[Figure collection entries]
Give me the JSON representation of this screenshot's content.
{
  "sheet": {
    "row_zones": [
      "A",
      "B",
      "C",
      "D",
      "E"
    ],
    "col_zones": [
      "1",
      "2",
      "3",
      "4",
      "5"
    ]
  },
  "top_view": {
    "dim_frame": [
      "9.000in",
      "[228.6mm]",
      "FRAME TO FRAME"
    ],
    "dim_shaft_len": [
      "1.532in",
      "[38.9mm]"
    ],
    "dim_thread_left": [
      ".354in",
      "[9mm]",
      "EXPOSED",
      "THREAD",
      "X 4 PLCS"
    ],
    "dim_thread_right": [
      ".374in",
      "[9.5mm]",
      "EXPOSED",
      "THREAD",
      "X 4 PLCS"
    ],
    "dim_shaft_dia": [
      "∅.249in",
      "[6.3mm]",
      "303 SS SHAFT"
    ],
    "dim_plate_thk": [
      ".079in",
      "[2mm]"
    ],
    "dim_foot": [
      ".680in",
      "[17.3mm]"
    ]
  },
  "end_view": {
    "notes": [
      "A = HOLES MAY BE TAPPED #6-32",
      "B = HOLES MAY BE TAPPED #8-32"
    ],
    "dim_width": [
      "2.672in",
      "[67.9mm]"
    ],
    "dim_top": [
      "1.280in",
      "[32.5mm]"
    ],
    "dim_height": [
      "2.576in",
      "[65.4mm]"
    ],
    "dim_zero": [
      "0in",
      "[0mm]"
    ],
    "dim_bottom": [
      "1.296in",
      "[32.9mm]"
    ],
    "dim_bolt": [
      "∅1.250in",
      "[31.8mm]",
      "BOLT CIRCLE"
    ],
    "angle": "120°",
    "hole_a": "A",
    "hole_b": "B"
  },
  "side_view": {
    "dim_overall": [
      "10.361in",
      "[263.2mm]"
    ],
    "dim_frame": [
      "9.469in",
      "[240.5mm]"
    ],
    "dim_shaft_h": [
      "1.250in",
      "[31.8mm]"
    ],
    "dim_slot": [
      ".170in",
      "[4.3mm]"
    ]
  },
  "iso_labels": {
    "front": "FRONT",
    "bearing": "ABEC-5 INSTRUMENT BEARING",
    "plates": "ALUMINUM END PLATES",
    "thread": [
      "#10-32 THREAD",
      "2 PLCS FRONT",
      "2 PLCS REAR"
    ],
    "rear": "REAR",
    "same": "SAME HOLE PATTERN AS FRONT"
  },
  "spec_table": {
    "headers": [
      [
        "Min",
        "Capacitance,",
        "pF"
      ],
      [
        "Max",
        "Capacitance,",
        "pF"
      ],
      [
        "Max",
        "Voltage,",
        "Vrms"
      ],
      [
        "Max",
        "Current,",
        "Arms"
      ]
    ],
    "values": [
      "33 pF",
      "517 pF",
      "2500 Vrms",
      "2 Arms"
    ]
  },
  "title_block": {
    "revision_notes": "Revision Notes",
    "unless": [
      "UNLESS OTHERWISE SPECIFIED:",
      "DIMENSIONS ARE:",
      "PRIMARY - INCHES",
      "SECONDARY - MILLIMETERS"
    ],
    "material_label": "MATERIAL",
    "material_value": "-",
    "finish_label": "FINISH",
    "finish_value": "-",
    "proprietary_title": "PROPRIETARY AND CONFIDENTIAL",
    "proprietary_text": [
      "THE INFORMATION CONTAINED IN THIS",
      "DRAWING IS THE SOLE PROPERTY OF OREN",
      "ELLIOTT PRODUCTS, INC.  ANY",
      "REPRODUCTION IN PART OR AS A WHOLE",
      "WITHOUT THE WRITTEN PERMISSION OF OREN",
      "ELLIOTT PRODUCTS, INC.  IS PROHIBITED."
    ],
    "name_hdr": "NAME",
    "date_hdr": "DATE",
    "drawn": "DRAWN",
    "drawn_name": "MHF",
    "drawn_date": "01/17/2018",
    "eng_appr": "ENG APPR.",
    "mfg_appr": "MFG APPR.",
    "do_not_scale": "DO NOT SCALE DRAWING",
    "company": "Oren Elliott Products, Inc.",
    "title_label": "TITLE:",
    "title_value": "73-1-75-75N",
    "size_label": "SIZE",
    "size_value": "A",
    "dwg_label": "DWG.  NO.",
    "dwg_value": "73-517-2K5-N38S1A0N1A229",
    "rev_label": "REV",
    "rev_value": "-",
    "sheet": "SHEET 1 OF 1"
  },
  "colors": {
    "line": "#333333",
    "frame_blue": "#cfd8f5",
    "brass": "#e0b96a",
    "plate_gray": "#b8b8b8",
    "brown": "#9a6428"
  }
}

WHAT IS ASKED:
Show the lines of the records that contain the word "TAPPED".

PROBLEM SOLUTION:
      "A = HOLES MAY BE TAPPED #6-32",
      "B = HOLES MAY BE TAPPED #8-32"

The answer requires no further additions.